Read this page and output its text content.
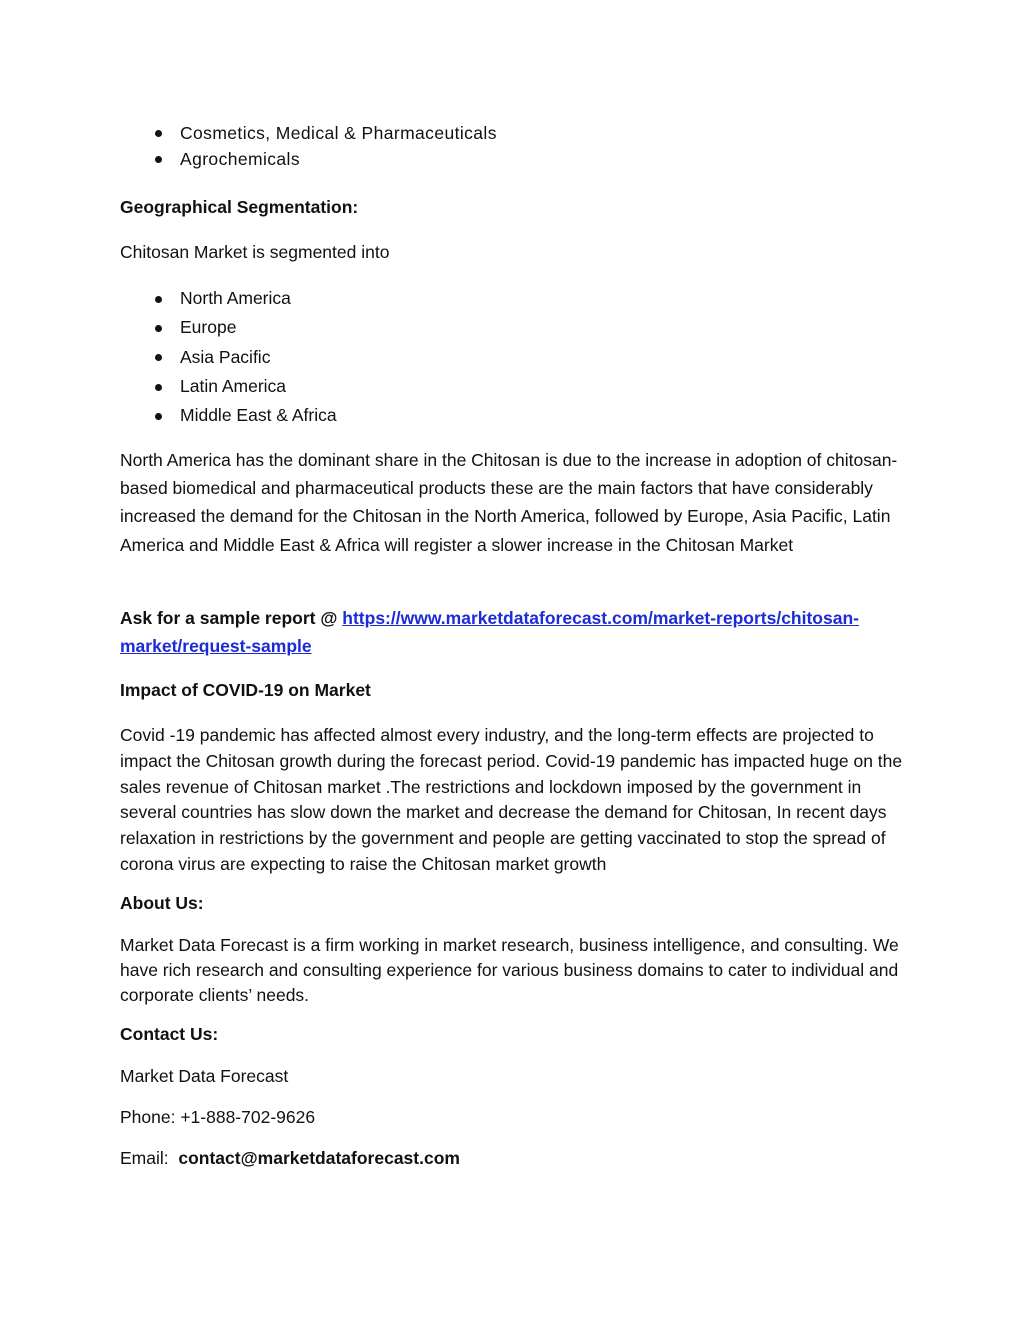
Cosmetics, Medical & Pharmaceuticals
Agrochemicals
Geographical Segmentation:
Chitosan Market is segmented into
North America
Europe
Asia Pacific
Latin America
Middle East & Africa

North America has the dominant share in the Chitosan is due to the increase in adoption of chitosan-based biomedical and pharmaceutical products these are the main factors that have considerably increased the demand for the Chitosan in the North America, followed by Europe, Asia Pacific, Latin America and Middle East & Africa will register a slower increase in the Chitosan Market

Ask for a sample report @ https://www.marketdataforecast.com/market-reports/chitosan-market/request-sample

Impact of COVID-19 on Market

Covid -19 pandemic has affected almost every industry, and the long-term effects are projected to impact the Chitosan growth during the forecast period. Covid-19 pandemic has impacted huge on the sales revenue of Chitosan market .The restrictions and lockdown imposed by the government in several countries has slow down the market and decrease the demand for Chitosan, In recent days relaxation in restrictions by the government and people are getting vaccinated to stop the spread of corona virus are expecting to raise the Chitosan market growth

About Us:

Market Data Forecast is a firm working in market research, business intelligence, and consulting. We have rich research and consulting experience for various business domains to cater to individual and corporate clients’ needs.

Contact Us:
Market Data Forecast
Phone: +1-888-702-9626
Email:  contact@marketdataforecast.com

-*-

**Prompt**
Give the listing again in full, exactly as it is, but without its images.

**Solution to this problem**
Read this page and output its text content.
Cosmetics, Medical & Pharmaceuticals
Agrochemicals
Geographical Segmentation:
Chitosan Market is segmented into
North America
Europe
Asia Pacific
Latin America
Middle East & Africa

North America has the dominant share in the Chitosan is due to the increase in adoption of chitosan-based biomedical and pharmaceutical products these are the main factors that have considerably increased the demand for the Chitosan in the North America, followed by Europe, Asia Pacific, Latin America and Middle East & Africa will register a slower increase in the Chitosan Market

Ask for a sample report @ https://www.marketdataforecast.com/market-reports/chitosan-market/request-sample

Impact of COVID-19 on Market

Covid -19 pandemic has affected almost every industry, and the long-term effects are projected to impact the Chitosan growth during the forecast period. Covid-19 pandemic has impacted huge on the sales revenue of Chitosan market .The restrictions and lockdown imposed by the government in several countries has slow down the market and decrease the demand for Chitosan, In recent days relaxation in restrictions by the government and people are getting vaccinated to stop the spread of corona virus are expecting to raise the Chitosan market growth

About Us:

Market Data Forecast is a firm working in market research, business intelligence, and consulting. We have rich research and consulting experience for various business domains to cater to individual and corporate clients’ needs.

Contact Us:
Market Data Forecast
Phone: +1-888-702-9626
Email:  contact@marketdataforecast.com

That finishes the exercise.